>> BEGIN Entries

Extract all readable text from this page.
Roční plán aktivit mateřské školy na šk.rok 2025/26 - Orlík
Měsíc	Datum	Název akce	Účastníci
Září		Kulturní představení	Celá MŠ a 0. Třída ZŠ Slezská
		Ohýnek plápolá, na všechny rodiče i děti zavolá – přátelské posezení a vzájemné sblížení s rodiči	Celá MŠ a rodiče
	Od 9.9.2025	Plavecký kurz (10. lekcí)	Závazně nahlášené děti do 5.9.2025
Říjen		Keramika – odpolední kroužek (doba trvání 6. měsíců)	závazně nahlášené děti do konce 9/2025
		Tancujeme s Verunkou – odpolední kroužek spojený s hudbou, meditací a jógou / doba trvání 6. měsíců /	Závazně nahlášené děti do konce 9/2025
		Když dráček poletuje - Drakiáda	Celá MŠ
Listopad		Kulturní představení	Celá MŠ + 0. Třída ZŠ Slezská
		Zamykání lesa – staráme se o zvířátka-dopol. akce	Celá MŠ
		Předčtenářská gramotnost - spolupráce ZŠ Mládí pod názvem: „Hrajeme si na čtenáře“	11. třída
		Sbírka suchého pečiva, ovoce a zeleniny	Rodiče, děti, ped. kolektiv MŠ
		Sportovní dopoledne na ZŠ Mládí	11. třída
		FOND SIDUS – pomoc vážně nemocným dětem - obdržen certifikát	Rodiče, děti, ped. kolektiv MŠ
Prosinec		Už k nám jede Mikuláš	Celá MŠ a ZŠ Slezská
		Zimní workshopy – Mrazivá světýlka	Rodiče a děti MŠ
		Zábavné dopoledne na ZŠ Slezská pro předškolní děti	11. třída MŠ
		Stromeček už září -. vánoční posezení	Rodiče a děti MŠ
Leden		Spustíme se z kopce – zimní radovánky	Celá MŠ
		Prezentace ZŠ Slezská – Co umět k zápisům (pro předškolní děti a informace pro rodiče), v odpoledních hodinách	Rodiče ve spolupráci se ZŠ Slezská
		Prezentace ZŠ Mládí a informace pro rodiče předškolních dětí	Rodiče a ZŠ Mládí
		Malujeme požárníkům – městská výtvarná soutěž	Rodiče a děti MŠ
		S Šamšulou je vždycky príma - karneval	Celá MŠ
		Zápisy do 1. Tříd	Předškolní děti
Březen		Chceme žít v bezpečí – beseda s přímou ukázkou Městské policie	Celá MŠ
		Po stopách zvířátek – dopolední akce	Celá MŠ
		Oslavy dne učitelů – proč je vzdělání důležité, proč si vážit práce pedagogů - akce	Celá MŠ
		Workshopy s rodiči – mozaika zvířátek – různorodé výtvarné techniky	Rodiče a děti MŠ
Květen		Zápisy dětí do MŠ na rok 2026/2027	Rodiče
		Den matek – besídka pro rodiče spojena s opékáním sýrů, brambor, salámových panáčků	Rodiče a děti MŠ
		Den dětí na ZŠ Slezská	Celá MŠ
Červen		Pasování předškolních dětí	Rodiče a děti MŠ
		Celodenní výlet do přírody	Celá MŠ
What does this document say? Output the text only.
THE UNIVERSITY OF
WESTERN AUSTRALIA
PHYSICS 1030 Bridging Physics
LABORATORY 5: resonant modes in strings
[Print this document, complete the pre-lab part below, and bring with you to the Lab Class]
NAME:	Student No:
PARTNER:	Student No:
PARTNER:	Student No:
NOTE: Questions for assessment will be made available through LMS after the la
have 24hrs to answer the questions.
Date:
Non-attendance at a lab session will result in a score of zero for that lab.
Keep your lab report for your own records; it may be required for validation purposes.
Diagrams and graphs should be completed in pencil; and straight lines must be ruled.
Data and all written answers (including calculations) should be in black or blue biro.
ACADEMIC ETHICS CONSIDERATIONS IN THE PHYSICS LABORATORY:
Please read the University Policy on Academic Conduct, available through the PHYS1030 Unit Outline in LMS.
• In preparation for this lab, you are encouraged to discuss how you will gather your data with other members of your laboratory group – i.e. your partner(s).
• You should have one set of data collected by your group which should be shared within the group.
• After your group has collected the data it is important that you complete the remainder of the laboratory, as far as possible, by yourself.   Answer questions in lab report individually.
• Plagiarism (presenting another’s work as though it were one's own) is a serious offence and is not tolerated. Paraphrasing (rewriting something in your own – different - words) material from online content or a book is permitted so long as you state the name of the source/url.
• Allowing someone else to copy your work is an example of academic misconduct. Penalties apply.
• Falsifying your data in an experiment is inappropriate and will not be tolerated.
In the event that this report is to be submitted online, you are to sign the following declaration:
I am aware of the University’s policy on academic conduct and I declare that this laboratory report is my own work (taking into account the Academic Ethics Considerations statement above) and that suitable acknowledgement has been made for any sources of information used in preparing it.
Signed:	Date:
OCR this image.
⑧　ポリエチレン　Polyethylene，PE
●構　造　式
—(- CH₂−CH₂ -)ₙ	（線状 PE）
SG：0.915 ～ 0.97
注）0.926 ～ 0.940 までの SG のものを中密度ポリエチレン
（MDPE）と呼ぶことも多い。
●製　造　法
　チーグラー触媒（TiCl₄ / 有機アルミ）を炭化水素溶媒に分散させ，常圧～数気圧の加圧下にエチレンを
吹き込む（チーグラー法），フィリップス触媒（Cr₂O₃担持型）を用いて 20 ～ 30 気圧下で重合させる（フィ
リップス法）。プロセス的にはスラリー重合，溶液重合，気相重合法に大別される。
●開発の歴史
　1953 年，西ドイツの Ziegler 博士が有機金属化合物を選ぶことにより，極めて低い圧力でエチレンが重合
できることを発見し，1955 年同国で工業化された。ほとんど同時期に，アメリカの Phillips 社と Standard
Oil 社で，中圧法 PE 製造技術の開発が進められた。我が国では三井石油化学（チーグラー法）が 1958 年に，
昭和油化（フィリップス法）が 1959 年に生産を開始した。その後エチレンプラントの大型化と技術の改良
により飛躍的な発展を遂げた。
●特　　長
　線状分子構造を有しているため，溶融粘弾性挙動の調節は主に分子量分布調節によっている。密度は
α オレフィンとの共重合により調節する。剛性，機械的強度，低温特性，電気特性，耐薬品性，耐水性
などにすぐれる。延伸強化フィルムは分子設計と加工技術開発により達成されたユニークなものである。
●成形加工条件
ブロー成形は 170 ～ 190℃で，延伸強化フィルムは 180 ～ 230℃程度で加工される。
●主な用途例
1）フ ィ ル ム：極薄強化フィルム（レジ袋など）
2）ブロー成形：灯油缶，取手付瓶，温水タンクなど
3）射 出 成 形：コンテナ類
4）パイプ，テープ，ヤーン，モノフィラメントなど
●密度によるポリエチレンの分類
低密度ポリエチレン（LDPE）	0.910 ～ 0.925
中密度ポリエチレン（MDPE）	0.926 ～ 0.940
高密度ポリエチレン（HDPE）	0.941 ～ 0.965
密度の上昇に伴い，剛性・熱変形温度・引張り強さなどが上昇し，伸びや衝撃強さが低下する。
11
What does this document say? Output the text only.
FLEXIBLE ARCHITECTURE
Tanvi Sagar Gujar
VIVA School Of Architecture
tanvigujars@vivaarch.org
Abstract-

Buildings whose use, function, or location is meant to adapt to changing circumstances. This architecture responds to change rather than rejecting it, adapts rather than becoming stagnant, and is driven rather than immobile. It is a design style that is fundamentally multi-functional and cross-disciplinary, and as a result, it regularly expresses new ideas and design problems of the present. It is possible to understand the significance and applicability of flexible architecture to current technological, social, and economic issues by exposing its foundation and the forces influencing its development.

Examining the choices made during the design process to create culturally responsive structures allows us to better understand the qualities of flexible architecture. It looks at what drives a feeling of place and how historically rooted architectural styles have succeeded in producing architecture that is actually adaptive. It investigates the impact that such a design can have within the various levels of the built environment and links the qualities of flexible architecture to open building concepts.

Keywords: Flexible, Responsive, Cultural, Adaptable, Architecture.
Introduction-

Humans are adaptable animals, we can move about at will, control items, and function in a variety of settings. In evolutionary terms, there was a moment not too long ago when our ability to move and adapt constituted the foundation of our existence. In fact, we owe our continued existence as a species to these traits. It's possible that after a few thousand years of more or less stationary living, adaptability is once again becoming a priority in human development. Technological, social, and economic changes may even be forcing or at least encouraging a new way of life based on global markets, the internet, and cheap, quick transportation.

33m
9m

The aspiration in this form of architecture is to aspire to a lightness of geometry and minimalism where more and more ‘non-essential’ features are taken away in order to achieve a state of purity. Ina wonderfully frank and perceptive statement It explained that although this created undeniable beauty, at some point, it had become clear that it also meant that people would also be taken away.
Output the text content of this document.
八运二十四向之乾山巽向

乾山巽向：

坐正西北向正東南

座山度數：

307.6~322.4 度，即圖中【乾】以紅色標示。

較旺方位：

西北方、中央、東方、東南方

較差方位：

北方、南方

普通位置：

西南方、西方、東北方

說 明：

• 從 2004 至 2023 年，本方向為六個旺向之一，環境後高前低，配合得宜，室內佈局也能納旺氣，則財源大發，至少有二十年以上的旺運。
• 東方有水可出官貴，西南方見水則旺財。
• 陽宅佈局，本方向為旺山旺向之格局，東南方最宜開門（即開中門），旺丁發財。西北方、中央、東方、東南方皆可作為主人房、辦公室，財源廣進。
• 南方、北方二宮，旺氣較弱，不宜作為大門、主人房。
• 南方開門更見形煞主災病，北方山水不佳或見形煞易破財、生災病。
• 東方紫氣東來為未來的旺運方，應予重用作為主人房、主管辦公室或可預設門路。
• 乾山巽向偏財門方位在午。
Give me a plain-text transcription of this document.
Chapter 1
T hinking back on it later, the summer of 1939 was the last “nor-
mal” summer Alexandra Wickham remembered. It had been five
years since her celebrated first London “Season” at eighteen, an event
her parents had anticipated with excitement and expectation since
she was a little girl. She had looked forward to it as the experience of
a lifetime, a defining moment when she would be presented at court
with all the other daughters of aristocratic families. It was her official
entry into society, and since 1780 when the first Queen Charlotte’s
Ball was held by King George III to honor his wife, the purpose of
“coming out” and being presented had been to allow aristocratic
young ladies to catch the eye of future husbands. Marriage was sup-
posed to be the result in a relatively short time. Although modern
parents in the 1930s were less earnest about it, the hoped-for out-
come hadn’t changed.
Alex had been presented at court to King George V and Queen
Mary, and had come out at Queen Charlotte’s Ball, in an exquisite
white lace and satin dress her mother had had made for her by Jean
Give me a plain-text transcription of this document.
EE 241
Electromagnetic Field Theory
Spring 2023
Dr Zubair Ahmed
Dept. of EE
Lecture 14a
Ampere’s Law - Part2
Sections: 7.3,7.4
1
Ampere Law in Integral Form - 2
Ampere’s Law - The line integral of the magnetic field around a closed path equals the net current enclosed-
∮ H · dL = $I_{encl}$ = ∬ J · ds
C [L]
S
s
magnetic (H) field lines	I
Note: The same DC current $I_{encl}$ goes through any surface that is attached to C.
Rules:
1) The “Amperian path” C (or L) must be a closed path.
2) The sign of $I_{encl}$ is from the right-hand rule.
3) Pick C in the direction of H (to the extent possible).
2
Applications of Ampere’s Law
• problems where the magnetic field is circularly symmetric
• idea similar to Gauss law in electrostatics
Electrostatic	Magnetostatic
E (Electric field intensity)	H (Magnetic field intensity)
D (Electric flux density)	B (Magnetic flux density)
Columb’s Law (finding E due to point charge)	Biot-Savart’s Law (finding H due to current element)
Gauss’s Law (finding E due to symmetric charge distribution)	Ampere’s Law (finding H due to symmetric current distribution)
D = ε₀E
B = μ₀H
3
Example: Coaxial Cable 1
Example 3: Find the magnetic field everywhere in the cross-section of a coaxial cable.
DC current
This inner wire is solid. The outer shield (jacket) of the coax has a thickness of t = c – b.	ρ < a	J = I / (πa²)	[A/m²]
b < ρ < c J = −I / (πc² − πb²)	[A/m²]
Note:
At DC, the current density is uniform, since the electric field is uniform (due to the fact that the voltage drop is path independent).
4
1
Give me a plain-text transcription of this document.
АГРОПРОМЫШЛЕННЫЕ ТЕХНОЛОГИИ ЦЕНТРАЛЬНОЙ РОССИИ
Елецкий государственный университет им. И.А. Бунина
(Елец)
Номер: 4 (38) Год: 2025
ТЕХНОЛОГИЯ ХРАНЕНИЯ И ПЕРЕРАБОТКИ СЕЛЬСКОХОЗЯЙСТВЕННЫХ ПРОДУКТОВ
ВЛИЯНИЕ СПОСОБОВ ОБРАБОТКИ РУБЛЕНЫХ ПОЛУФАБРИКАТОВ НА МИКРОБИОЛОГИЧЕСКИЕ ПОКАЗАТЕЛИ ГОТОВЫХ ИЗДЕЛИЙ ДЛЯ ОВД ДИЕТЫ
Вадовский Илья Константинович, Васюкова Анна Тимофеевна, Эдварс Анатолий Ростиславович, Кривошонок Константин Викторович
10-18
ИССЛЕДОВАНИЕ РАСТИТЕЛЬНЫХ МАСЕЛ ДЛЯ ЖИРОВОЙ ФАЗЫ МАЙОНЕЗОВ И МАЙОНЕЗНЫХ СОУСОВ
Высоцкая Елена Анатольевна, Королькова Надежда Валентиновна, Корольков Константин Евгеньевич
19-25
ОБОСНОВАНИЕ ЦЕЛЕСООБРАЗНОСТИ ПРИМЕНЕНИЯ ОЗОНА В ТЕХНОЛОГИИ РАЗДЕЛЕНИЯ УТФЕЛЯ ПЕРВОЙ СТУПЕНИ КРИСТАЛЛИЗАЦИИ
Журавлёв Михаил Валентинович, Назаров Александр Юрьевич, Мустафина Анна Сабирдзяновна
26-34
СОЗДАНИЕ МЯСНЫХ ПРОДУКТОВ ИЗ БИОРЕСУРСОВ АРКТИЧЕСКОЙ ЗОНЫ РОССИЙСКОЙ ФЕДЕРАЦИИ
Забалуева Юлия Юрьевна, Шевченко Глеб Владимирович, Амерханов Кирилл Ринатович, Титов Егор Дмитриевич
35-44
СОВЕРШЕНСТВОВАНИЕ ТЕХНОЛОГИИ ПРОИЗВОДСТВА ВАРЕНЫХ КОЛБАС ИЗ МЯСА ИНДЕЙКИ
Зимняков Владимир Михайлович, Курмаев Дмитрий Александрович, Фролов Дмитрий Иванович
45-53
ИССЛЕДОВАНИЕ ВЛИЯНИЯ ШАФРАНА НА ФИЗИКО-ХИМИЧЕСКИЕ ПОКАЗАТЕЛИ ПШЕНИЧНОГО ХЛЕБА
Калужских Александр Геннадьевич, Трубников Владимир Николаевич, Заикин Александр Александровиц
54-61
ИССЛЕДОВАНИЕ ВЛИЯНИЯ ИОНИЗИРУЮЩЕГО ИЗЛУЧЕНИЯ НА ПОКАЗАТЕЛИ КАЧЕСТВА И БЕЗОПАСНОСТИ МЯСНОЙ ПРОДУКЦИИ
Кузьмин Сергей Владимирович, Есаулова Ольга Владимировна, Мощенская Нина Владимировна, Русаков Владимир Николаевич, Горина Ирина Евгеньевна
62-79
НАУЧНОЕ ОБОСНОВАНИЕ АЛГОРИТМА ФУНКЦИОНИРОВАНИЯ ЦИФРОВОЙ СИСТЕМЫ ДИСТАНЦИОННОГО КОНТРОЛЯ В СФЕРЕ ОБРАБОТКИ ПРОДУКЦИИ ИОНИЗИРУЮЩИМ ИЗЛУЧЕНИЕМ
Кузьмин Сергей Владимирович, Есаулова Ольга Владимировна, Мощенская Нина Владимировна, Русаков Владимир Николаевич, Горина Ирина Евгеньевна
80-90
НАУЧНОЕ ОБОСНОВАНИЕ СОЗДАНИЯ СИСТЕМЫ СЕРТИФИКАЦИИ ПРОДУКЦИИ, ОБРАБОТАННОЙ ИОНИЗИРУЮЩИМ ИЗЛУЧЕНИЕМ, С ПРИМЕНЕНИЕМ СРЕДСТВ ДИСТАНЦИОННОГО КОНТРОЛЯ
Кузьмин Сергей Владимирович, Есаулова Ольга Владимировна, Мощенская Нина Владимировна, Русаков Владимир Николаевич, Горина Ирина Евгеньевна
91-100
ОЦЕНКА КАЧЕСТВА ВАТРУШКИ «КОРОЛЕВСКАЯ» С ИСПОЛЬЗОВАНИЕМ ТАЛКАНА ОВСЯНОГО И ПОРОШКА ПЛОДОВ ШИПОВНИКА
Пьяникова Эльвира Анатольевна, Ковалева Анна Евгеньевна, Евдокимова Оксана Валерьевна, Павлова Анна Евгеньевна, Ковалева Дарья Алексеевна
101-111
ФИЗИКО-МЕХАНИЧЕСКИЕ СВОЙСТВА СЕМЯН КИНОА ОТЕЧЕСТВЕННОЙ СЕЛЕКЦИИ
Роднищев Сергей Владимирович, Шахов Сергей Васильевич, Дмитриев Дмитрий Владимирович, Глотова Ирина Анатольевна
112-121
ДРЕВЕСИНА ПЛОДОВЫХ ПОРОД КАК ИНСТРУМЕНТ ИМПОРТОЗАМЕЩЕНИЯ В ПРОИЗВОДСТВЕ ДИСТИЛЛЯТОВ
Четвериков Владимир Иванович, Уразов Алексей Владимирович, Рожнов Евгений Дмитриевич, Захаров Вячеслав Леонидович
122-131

>> END Entries

The string "předškolních" may appear in lines of the listing above; tally those lines and give the number only.

## The response
2